> **Data lines**:
- - - - -
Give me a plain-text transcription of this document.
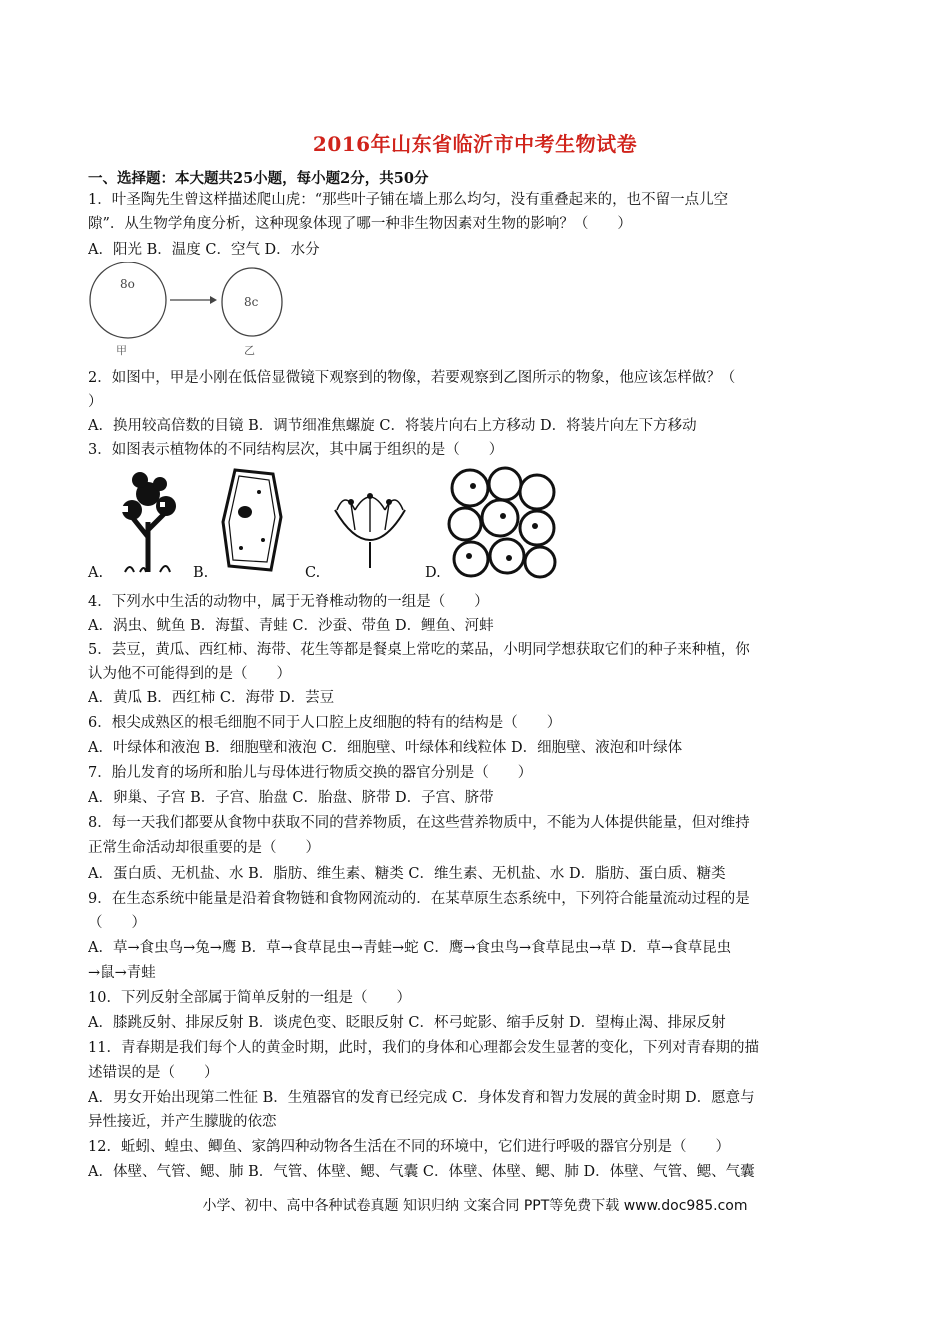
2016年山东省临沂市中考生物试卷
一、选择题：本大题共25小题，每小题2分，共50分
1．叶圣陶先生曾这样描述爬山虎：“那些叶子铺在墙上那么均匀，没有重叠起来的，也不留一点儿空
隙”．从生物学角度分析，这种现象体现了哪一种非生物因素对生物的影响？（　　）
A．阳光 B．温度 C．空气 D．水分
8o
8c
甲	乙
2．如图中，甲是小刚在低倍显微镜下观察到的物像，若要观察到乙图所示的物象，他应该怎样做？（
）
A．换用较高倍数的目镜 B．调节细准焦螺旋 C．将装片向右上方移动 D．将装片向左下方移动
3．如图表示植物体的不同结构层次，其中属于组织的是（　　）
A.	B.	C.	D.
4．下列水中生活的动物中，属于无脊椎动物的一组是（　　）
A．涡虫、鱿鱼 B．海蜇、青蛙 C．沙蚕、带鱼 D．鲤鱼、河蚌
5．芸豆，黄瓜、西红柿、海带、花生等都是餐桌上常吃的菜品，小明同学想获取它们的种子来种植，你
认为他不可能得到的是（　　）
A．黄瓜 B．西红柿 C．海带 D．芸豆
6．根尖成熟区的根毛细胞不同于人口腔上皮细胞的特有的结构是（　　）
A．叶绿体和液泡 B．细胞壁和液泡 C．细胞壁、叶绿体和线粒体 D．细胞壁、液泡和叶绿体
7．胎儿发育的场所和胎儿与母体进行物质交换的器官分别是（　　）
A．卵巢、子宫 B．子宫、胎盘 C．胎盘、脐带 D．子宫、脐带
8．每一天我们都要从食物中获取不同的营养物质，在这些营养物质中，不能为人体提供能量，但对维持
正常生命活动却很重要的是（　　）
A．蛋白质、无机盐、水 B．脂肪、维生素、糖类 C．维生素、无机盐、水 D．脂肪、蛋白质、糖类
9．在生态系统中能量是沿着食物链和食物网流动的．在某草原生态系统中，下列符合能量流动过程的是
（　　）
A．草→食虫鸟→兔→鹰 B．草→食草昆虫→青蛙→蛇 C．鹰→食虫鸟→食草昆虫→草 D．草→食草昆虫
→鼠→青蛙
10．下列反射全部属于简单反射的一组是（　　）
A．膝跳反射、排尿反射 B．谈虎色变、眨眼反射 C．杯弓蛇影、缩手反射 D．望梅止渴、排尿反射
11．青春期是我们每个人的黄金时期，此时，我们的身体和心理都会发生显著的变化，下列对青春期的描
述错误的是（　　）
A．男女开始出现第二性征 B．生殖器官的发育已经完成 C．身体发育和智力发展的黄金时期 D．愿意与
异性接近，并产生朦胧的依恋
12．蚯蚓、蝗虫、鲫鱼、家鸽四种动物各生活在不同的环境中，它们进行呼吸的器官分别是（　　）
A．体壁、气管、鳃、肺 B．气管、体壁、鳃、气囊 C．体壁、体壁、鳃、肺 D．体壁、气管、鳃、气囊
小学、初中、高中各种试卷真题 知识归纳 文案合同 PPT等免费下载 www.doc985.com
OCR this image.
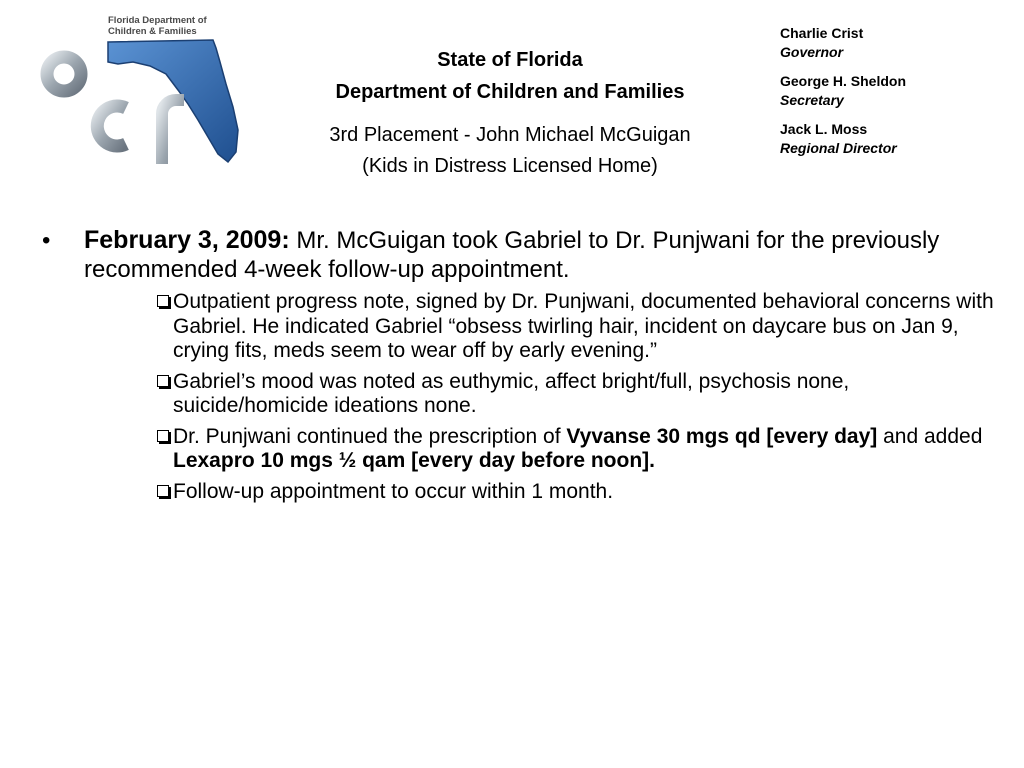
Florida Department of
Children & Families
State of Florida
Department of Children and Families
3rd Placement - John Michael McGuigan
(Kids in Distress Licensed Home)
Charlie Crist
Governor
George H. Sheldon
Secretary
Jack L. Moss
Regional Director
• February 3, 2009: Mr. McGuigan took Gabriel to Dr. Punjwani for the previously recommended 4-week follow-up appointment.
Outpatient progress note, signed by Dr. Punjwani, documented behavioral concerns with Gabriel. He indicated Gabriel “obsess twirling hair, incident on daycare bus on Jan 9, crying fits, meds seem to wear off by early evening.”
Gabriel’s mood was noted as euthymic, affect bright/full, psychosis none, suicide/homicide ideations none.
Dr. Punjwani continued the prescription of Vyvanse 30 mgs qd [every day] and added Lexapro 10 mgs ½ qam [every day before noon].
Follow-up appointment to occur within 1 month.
- - - - -
Exactly how many lines in the data above contain the word "Children"? Respond with the number and nothing more.

2